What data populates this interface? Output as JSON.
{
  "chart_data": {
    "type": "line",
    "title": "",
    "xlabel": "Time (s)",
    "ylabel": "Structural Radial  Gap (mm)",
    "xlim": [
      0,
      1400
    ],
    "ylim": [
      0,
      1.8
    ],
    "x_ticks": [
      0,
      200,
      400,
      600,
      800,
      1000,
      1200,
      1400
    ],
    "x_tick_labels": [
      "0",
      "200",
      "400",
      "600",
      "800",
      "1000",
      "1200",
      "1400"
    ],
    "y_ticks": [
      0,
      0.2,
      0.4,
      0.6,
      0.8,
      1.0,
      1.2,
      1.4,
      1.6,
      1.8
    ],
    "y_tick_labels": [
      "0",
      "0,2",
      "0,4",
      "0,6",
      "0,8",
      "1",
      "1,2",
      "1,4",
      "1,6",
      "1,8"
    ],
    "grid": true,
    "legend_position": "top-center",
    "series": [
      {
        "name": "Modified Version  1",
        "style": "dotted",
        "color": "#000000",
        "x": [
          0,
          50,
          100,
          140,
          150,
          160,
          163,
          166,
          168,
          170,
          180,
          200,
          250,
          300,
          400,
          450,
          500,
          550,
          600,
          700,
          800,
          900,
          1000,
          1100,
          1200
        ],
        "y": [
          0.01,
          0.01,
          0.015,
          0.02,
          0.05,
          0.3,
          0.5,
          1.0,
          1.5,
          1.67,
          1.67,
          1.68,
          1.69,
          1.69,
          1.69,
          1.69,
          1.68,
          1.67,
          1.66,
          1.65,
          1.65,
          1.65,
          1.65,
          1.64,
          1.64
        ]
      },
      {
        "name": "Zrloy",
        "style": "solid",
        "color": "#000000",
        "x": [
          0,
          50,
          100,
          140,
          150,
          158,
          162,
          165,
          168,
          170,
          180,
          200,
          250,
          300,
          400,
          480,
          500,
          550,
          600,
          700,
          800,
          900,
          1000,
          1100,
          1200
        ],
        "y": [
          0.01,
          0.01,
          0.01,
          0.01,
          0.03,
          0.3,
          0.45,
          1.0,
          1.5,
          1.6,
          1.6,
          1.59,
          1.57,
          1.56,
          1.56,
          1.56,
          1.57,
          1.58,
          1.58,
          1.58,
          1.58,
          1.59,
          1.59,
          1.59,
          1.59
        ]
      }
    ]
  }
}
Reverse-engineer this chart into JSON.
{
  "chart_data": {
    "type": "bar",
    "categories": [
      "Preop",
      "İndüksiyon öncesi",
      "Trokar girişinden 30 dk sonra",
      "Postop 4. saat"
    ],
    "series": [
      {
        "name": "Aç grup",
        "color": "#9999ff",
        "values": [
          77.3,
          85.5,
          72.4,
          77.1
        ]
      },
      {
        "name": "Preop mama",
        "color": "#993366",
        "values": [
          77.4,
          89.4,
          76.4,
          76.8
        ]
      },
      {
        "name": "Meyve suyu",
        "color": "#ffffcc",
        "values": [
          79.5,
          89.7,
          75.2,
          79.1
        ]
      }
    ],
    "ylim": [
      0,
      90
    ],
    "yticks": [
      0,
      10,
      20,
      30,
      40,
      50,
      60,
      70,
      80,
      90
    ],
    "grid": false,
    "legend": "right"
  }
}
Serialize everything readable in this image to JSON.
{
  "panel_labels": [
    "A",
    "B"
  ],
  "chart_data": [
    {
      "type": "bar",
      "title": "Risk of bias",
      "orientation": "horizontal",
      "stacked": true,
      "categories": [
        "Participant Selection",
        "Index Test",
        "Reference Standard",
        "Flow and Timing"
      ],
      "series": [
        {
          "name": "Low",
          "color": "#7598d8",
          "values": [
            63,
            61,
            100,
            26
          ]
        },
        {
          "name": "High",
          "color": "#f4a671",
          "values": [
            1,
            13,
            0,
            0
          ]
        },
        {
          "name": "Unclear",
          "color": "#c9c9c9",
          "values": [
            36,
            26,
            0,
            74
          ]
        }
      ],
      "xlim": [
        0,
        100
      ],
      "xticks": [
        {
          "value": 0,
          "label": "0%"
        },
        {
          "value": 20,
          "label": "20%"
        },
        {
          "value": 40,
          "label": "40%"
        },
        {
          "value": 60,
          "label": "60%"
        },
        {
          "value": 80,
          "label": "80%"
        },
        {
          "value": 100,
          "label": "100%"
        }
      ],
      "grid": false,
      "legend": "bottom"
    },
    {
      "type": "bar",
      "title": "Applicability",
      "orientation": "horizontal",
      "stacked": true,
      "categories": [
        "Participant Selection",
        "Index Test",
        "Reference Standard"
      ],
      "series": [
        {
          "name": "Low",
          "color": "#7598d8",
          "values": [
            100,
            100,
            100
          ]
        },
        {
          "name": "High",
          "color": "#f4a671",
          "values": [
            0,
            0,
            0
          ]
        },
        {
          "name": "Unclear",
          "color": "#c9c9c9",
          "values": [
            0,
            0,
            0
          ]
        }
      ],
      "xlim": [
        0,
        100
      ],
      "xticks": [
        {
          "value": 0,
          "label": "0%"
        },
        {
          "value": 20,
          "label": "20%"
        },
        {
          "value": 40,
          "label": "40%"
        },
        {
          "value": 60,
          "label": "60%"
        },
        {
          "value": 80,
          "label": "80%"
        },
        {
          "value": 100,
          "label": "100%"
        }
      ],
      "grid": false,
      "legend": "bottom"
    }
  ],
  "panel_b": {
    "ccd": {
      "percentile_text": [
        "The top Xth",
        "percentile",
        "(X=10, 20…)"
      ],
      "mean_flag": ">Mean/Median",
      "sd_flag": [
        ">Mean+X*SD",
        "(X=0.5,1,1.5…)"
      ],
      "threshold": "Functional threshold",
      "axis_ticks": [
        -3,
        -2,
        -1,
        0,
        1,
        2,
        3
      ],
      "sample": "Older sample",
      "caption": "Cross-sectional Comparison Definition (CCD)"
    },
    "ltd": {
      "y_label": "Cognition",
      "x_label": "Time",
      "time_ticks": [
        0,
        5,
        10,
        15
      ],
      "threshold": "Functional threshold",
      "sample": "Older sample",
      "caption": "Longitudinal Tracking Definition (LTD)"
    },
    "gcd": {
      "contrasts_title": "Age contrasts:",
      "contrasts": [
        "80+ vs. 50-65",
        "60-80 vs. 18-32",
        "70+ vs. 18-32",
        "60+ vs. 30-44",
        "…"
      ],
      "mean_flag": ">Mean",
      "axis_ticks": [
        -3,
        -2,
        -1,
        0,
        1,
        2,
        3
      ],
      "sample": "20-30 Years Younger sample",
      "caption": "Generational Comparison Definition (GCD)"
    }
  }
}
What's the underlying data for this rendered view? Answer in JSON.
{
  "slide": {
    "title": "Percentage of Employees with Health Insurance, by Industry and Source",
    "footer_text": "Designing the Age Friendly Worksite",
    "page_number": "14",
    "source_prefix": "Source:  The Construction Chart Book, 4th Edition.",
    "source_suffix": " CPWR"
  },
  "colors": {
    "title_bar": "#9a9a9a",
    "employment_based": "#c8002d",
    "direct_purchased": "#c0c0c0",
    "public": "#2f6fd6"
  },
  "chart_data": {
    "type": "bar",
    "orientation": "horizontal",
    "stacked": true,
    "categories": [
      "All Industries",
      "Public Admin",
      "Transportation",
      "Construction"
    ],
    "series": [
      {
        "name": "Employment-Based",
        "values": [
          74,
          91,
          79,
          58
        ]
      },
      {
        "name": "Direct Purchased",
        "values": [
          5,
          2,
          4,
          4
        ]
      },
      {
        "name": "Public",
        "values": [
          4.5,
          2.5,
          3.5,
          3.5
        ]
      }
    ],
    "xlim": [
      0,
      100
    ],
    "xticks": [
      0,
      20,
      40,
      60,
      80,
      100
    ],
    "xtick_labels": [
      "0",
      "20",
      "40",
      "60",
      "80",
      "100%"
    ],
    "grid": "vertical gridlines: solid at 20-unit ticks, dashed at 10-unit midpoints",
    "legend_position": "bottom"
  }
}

========================

Single out each line of the records above with the string "grid" in it, and copy it.

    "grid": true,
    "grid": false,
      "grid": false,
      "grid": false,
    "grid": "vertical gridlines: solid at 20-unit ticks, dashed at 10-unit midpoints",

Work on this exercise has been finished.